_Directive:_
State the number of lines that contain the word "Type", and add nothing else.

_Entries:_

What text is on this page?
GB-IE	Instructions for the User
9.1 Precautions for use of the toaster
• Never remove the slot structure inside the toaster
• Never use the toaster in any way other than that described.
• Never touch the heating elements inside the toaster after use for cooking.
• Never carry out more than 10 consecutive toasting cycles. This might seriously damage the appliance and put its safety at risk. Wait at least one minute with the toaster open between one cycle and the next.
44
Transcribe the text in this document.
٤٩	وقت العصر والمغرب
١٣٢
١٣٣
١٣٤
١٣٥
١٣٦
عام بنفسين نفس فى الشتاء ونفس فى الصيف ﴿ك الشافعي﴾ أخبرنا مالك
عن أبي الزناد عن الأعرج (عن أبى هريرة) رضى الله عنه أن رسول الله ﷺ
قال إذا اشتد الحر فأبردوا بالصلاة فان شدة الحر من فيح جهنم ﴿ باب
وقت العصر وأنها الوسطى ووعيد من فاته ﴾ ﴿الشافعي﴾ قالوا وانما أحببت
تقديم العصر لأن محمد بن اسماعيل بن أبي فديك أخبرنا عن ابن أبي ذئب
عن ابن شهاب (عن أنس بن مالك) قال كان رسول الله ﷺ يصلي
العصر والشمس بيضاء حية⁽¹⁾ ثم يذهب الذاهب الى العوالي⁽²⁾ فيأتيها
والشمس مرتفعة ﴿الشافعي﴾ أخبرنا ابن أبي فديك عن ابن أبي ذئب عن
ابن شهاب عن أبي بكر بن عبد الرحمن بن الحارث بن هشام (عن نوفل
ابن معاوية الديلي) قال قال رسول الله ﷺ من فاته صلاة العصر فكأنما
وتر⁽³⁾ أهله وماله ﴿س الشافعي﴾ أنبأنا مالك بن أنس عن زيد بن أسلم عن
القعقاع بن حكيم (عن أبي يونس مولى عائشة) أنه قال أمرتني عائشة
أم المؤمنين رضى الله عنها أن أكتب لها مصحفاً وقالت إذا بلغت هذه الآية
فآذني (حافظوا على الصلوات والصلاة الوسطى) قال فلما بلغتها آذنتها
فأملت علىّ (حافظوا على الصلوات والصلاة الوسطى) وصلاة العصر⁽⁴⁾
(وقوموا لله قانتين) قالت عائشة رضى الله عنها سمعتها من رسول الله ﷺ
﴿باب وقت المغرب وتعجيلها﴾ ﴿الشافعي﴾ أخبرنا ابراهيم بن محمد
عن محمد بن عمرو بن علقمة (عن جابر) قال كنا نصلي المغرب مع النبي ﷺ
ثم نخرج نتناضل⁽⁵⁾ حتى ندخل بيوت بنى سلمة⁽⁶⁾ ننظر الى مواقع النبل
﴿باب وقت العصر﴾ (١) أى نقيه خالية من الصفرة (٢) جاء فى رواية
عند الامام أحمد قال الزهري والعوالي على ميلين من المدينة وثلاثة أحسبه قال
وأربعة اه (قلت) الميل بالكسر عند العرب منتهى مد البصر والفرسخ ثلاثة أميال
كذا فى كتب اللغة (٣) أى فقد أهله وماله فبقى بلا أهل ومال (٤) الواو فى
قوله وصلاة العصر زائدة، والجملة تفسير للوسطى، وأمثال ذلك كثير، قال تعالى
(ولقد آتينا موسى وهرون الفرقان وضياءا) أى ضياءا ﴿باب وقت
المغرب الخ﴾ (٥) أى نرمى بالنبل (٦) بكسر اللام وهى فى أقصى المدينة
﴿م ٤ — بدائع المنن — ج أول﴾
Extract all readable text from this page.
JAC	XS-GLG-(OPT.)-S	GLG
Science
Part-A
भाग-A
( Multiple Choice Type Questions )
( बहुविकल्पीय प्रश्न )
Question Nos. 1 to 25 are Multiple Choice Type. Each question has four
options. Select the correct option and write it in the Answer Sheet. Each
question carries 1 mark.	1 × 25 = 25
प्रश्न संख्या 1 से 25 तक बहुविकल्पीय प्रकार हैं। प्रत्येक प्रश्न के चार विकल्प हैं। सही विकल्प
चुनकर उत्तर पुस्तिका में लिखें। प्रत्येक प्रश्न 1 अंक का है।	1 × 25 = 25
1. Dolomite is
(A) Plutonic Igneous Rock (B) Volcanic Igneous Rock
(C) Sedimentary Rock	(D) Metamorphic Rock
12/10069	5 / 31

_Result of the task:_
2